*Task*.
Give the material again in full, matching it exactly.
====
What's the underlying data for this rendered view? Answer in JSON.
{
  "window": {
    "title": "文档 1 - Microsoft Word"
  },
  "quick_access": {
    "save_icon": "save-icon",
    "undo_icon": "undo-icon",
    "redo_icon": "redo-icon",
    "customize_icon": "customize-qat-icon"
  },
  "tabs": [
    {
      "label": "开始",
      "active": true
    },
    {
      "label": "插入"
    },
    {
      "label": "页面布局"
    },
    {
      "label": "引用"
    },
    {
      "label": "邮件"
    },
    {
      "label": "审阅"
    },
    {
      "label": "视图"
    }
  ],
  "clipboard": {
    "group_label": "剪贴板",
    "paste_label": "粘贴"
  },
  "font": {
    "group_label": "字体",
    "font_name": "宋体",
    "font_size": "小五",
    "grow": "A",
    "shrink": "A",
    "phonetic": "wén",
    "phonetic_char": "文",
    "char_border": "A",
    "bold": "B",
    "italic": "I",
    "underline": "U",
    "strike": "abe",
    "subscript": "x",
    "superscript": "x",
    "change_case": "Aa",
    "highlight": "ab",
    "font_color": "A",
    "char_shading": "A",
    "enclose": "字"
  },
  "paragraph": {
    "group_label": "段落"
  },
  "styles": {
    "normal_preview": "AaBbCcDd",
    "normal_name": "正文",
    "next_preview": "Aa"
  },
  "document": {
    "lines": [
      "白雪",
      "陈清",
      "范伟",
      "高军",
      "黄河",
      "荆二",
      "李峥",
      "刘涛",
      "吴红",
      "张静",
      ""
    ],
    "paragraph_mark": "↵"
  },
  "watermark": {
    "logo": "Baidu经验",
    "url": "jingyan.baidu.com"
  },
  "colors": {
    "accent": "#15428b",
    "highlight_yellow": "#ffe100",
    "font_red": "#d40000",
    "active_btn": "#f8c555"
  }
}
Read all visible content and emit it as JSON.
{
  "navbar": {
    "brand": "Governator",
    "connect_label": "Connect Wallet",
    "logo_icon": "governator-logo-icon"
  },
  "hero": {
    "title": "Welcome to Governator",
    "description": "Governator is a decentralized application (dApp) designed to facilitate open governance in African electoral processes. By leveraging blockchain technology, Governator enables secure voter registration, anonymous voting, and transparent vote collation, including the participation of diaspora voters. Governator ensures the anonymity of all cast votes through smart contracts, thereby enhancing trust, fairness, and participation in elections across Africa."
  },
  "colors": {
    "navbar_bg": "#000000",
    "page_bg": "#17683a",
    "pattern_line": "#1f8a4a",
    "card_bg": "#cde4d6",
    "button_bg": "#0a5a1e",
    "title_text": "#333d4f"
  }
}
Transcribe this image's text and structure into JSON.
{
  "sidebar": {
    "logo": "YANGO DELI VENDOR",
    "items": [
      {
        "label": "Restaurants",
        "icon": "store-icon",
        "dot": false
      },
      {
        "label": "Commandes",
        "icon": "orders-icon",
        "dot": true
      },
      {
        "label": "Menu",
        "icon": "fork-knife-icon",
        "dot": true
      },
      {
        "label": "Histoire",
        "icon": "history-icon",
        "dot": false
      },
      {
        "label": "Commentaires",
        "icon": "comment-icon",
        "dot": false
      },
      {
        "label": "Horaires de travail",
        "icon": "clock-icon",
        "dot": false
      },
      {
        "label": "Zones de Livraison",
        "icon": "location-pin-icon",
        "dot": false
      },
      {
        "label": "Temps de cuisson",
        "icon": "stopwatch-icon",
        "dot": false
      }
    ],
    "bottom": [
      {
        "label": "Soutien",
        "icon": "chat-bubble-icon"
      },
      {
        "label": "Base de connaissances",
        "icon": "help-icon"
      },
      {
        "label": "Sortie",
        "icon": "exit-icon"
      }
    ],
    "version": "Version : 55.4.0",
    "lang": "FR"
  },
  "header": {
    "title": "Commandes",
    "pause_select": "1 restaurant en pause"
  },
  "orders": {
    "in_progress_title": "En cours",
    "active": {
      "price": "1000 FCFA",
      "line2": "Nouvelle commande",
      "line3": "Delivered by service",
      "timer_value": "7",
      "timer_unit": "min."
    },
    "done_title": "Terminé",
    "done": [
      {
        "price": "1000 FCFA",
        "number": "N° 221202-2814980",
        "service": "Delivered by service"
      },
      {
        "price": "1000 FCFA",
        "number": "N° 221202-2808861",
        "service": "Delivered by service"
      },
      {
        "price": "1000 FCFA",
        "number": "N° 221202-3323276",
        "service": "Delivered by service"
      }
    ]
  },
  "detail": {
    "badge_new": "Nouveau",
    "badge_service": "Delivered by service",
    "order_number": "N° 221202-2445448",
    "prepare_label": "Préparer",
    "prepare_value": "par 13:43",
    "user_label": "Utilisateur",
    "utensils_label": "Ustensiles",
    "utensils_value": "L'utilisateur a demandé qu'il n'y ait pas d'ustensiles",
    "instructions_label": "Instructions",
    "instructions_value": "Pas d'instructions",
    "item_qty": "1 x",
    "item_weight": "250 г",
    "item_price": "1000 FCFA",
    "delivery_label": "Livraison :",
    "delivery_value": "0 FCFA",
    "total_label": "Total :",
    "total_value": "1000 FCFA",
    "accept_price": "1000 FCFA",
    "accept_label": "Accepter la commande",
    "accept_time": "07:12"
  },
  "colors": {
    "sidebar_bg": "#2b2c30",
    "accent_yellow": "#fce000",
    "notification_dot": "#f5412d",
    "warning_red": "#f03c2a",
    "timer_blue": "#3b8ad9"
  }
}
====
*Result for this exercise*.
What's the underlying data for this rendered view? Answer in JSON.
{
  "window": {
    "title": "文档 1 - Microsoft Word"
  },
  "quick_access": {
    "save_icon": "save-icon",
    "undo_icon": "undo-icon",
    "redo_icon": "redo-icon",
    "customize_icon": "customize-qat-icon"
  },
  "tabs": [
    {
      "label": "开始",
      "active": true
    },
    {
      "label": "插入"
    },
    {
      "label": "页面布局"
    },
    {
      "label": "引用"
    },
    {
      "label": "邮件"
    },
    {
      "label": "审阅"
    },
    {
      "label": "视图"
    }
  ],
  "clipboard": {
    "group_label": "剪贴板",
    "paste_label": "粘贴"
  },
  "font": {
    "group_label": "字体",
    "font_name": "宋体",
    "font_size": "小五",
    "grow": "A",
    "shrink": "A",
    "phonetic": "wén",
    "phonetic_char": "文",
    "char_border": "A",
    "bold": "B",
    "italic": "I",
    "underline": "U",
    "strike": "abe",
    "subscript": "x",
    "superscript": "x",
    "change_case": "Aa",
    "highlight": "ab",
    "font_color": "A",
    "char_shading": "A",
    "enclose": "字"
  },
  "paragraph": {
    "group_label": "段落"
  },
  "styles": {
    "normal_preview": "AaBbCcDd",
    "normal_name": "正文",
    "next_preview": "Aa"
  },
  "document": {
    "lines": [
      "白雪",
      "陈清",
      "范伟",
      "高军",
      "黄河",
      "荆二",
      "李峥",
      "刘涛",
      "吴红",
      "张静",
      ""
    ],
    "paragraph_mark": "↵"
  },
  "watermark": {
    "logo": "Baidu经验",
    "url": "jingyan.baidu.com"
  },
  "colors": {
    "accent": "#15428b",
    "highlight_yellow": "#ffe100",
    "font_red": "#d40000",
    "active_btn": "#f8c555"
  }
}
Read all visible content and emit it as JSON.
{
  "navbar": {
    "brand": "Governator",
    "connect_label": "Connect Wallet",
    "logo_icon": "governator-logo-icon"
  },
  "hero": {
    "title": "Welcome to Governator",
    "description": "Governator is a decentralized application (dApp) designed to facilitate open governance in African electoral processes. By leveraging blockchain technology, Governator enables secure voter registration, anonymous voting, and transparent vote collation, including the participation of diaspora voters. Governator ensures the anonymity of all cast votes through smart contracts, thereby enhancing trust, fairness, and participation in elections across Africa."
  },
  "colors": {
    "navbar_bg": "#000000",
    "page_bg": "#17683a",
    "pattern_line": "#1f8a4a",
    "card_bg": "#cde4d6",
    "button_bg": "#0a5a1e",
    "title_text": "#333d4f"
  }
}
Transcribe this image's text and structure into JSON.
{
  "sidebar": {
    "logo": "YANGO DELI VENDOR",
    "items": [
      {
        "label": "Restaurants",
        "icon": "store-icon",
        "dot": false
      },
      {
        "label": "Commandes",
        "icon": "orders-icon",
        "dot": true
      },
      {
        "label": "Menu",
        "icon": "fork-knife-icon",
        "dot": true
      },
      {
        "label": "Histoire",
        "icon": "history-icon",
        "dot": false
      },
      {
        "label": "Commentaires",
        "icon": "comment-icon",
        "dot": false
      },
      {
        "label": "Horaires de travail",
        "icon": "clock-icon",
        "dot": false
      },
      {
        "label": "Zones de Livraison",
        "icon": "location-pin-icon",
        "dot": false
      },
      {
        "label": "Temps de cuisson",
        "icon": "stopwatch-icon",
        "dot": false
      }
    ],
    "bottom": [
      {
        "label": "Soutien",
        "icon": "chat-bubble-icon"
      },
      {
        "label": "Base de connaissances",
        "icon": "help-icon"
      },
      {
        "label": "Sortie",
        "icon": "exit-icon"
      }
    ],
    "version": "Version : 55.4.0",
    "lang": "FR"
  },
  "header": {
    "title": "Commandes",
    "pause_select": "1 restaurant en pause"
  },
  "orders": {
    "in_progress_title": "En cours",
    "active": {
      "price": "1000 FCFA",
      "line2": "Nouvelle commande",
      "line3": "Delivered by service",
      "timer_value": "7",
      "timer_unit": "min."
    },
    "done_title": "Terminé",
    "done": [
      {
        "price": "1000 FCFA",
        "number": "N° 221202-2814980",
        "service": "Delivered by service"
      },
      {
        "price": "1000 FCFA",
        "number": "N° 221202-2808861",
        "service": "Delivered by service"
      },
      {
        "price": "1000 FCFA",
        "number": "N° 221202-3323276",
        "service": "Delivered by service"
      }
    ]
  },
  "detail": {
    "badge_new": "Nouveau",
    "badge_service": "Delivered by service",
    "order_number": "N° 221202-2445448",
    "prepare_label": "Préparer",
    "prepare_value": "par 13:43",
    "user_label": "Utilisateur",
    "utensils_label": "Ustensiles",
    "utensils_value": "L'utilisateur a demandé qu'il n'y ait pas d'ustensiles",
    "instructions_label": "Instructions",
    "instructions_value": "Pas d'instructions",
    "item_qty": "1 x",
    "item_weight": "250 г",
    "item_price": "1000 FCFA",
    "delivery_label": "Livraison :",
    "delivery_value": "0 FCFA",
    "total_label": "Total :",
    "total_value": "1000 FCFA",
    "accept_price": "1000 FCFA",
    "accept_label": "Accepter la commande",
    "accept_time": "07:12"
  },
  "colors": {
    "sidebar_bg": "#2b2c30",
    "accent_yellow": "#fce000",
    "notification_dot": "#f5412d",
    "warning_red": "#f03c2a",
    "timer_blue": "#3b8ad9"
  }
}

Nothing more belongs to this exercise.